(Data entries)
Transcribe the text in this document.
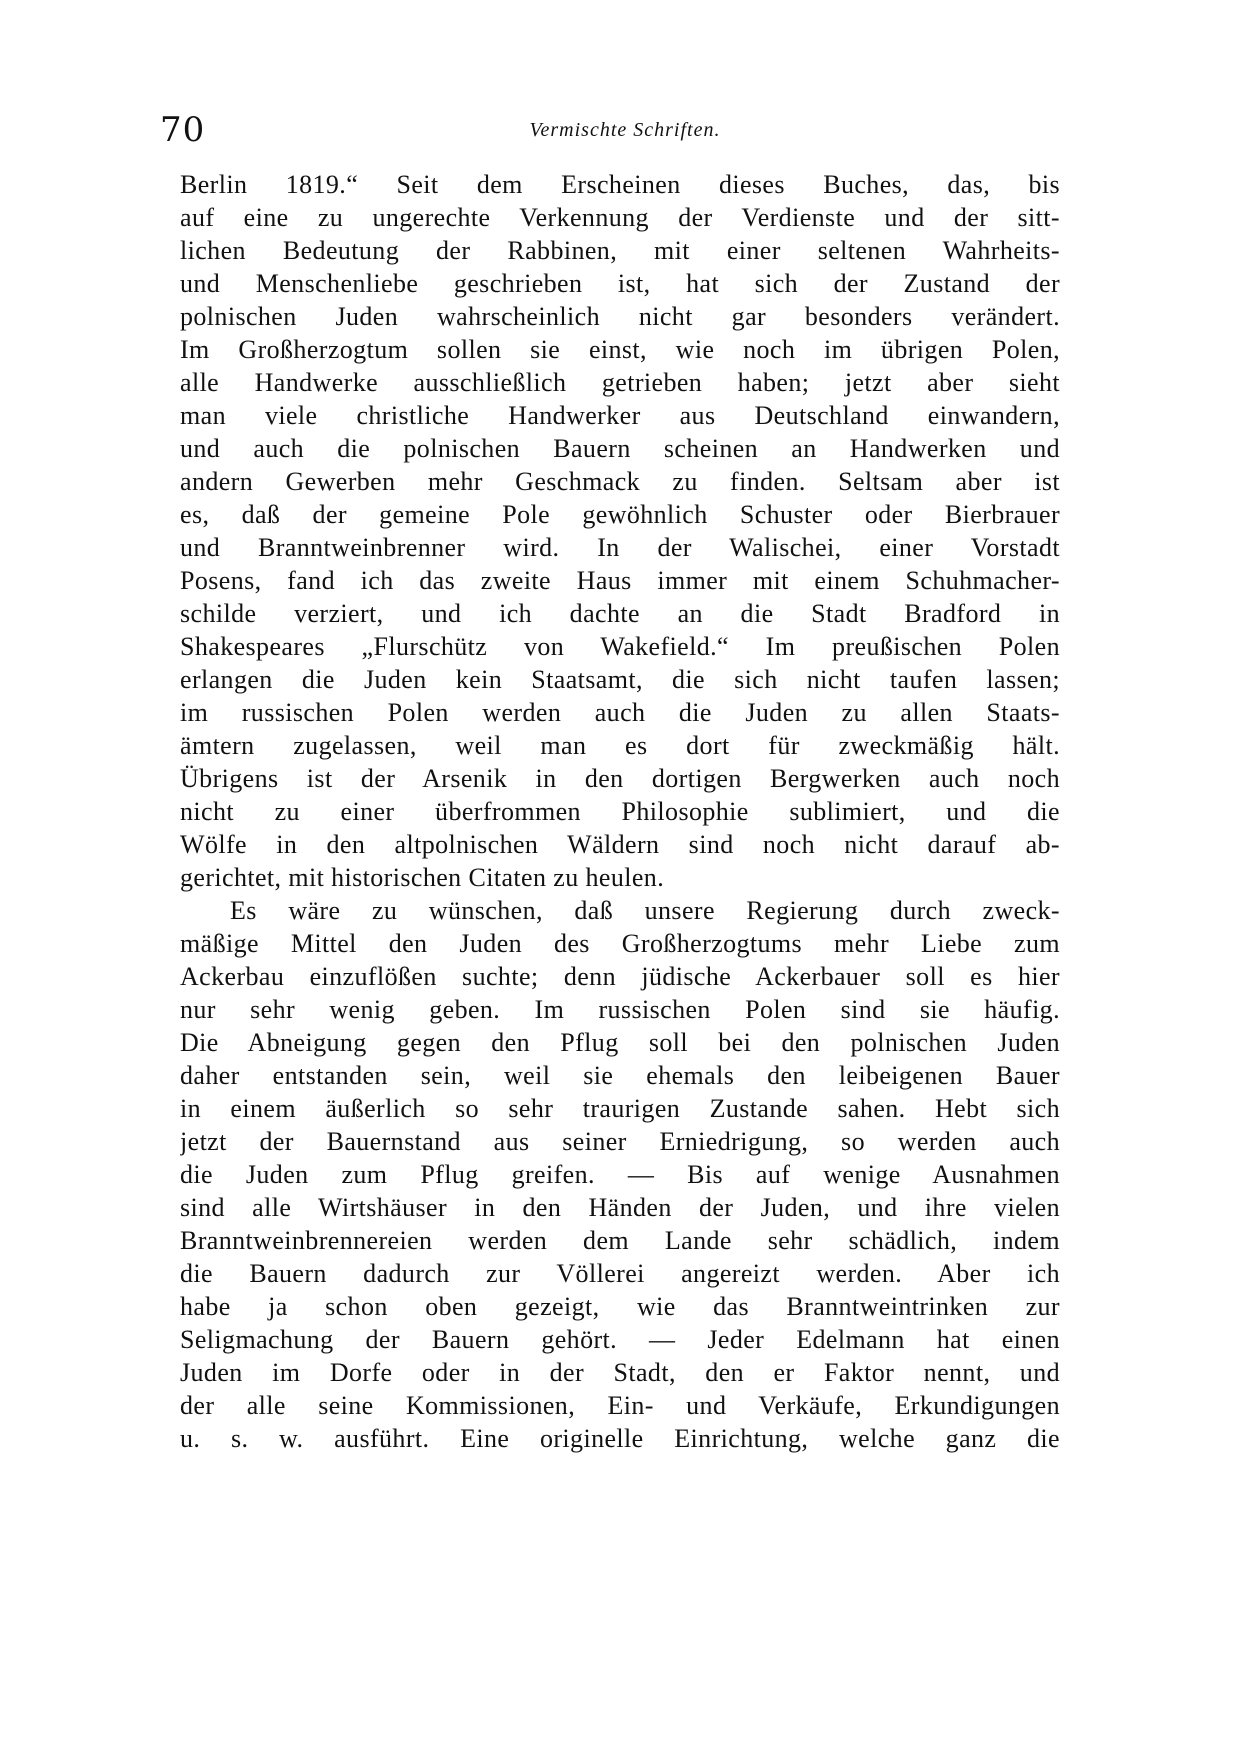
70	Vermischte Schriften.
Berlin 1819.“ Seit dem Erscheinen dieses Buches, das, bis
auf eine zu ungerechte Verkennung der Verdienste und der sitt-
lichen Bedeutung der Rabbinen, mit einer seltenen Wahrheits-
und Menschenliebe geschrieben ist, hat sich der Zustand der
polnischen Juden wahrscheinlich nicht gar besonders verändert.
Im Großherzogtum sollen sie einst, wie noch im übrigen Polen,
alle Handwerke ausschließlich getrieben haben; jetzt aber sieht
man viele christliche Handwerker aus Deutschland einwandern,
und auch die polnischen Bauern scheinen an Handwerken und
andern Gewerben mehr Geschmack zu finden. Seltsam aber ist
es, daß der gemeine Pole gewöhnlich Schuster oder Bierbrauer
und Branntweinbrenner wird. In der Walischei, einer Vorstadt
Posens, fand ich das zweite Haus immer mit einem Schuhmacher-
schilde verziert, und ich dachte an die Stadt Bradford in
Shakespeares „Flurschütz von Wakefield.“ Im preußischen Polen
erlangen die Juden kein Staatsamt, die sich nicht taufen lassen;
im russischen Polen werden auch die Juden zu allen Staats-
ämtern zugelassen, weil man es dort für zweckmäßig hält.
Übrigens ist der Arsenik in den dortigen Bergwerken auch noch
nicht zu einer überfrommen Philosophie sublimiert, und die
Wölfe in den altpolnischen Wäldern sind noch nicht darauf ab-
gerichtet, mit historischen Citaten zu heulen.
Es wäre zu wünschen, daß unsere Regierung durch zweck-
mäßige Mittel den Juden des Großherzogtums mehr Liebe zum
Ackerbau einzuflößen suchte; denn jüdische Ackerbauer soll es hier
nur sehr wenig geben. Im russischen Polen sind sie häufig.
Die Abneigung gegen den Pflug soll bei den polnischen Juden
daher entstanden sein, weil sie ehemals den leibeigenen Bauer
in einem äußerlich so sehr traurigen Zustande sahen. Hebt sich
jetzt der Bauernstand aus seiner Erniedrigung, so werden auch
die Juden zum Pflug greifen. — Bis auf wenige Ausnahmen
sind alle Wirtshäuser in den Händen der Juden, und ihre vielen
Branntweinbrennereien werden dem Lande sehr schädlich, indem
die Bauern dadurch zur Völlerei angereizt werden. Aber ich
habe ja schon oben gezeigt, wie das Branntweintrinken zur
Seligmachung der Bauern gehört. — Jeder Edelmann hat einen
Juden im Dorfe oder in der Stadt, den er Faktor nennt, und
der alle seine Kommissionen, Ein- und Verkäufe, Erkundigungen
u. s. w. ausführt. Eine originelle Einrichtung, welche ganz die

TASK REQUIREMENTS -
Give the number of lines in the records that contain the string "noch", with no other output.

TASK OUTPUT -
3